**REQUEST:**
Filter the entries, keeping every line with the word "следующей".

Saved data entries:
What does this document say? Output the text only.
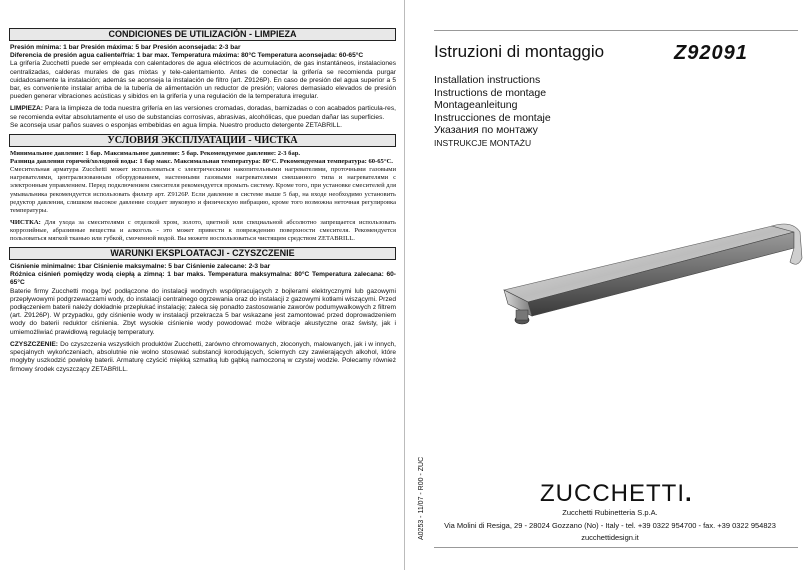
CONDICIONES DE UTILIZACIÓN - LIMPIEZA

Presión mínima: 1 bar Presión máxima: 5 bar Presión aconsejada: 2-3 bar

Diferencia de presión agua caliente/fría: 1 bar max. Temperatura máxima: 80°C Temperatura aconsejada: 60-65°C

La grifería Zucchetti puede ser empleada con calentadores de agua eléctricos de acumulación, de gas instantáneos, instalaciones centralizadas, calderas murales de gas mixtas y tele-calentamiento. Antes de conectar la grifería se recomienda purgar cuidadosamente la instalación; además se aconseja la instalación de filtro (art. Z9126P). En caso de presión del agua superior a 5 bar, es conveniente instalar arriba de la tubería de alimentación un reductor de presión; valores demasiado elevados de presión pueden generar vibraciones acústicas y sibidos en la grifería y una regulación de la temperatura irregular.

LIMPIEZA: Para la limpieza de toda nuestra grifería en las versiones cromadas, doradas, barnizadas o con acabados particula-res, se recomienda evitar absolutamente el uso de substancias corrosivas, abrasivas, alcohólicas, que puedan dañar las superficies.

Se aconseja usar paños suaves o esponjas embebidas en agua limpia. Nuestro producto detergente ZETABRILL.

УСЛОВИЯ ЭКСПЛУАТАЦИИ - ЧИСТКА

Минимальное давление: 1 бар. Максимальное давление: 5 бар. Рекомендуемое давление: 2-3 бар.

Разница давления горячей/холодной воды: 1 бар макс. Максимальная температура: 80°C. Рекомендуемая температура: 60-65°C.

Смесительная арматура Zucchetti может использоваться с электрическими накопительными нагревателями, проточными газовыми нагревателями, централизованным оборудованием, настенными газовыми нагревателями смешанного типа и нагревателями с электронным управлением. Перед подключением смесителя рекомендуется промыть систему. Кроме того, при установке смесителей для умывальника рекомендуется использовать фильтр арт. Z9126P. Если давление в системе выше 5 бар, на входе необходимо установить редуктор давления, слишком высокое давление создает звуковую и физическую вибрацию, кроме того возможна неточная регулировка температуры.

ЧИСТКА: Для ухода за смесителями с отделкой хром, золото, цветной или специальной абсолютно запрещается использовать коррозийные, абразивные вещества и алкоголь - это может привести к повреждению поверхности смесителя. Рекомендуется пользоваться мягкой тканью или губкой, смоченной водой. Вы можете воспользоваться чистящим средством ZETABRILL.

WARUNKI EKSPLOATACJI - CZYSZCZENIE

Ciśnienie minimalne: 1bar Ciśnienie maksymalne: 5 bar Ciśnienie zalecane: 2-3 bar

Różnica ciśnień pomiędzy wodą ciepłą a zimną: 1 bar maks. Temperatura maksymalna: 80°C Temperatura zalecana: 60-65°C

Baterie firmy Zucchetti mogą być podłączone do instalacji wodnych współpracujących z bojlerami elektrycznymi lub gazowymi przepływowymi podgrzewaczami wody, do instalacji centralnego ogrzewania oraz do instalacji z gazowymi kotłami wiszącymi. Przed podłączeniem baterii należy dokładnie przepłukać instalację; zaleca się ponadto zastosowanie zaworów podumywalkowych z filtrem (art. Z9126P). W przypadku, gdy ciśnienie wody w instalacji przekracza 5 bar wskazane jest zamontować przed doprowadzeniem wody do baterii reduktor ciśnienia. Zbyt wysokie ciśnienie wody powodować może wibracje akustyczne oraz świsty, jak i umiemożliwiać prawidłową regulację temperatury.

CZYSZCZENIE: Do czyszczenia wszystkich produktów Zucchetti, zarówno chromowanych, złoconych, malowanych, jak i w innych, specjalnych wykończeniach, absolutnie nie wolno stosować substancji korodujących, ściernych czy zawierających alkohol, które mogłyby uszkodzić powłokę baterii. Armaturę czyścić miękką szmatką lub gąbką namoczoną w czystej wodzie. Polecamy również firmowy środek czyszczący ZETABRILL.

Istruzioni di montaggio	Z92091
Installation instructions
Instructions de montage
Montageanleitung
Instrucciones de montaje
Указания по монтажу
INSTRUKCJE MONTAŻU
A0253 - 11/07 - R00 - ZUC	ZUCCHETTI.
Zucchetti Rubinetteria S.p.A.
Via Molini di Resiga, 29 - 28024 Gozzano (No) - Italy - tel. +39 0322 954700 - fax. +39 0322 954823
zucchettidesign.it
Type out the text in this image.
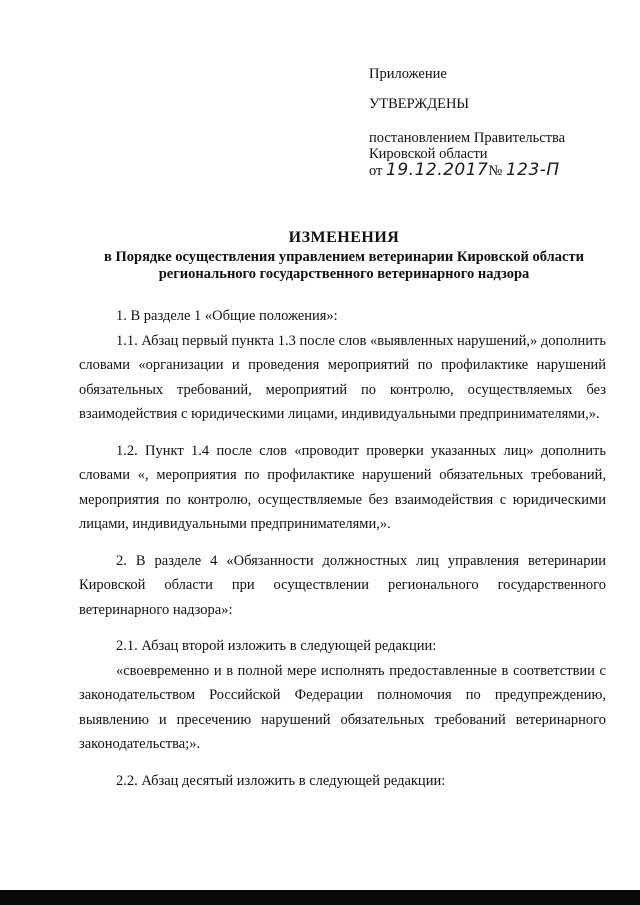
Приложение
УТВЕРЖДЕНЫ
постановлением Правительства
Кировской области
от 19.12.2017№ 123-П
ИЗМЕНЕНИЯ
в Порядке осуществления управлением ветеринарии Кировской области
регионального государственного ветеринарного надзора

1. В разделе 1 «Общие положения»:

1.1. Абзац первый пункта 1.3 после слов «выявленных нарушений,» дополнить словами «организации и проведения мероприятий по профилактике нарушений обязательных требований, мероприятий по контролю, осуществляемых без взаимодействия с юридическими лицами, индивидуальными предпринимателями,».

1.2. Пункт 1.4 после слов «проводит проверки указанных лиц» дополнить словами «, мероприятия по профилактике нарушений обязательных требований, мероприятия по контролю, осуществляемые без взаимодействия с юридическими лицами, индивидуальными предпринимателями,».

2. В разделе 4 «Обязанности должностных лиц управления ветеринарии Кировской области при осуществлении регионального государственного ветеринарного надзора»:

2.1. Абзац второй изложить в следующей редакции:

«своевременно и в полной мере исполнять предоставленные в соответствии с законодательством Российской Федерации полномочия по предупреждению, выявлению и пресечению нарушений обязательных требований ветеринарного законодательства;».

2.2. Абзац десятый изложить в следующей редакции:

**CORRECT ANSWER:**
2.1. Абзац второй изложить в следующей редакции:
2.2. Абзац десятый изложить в следующей редакции:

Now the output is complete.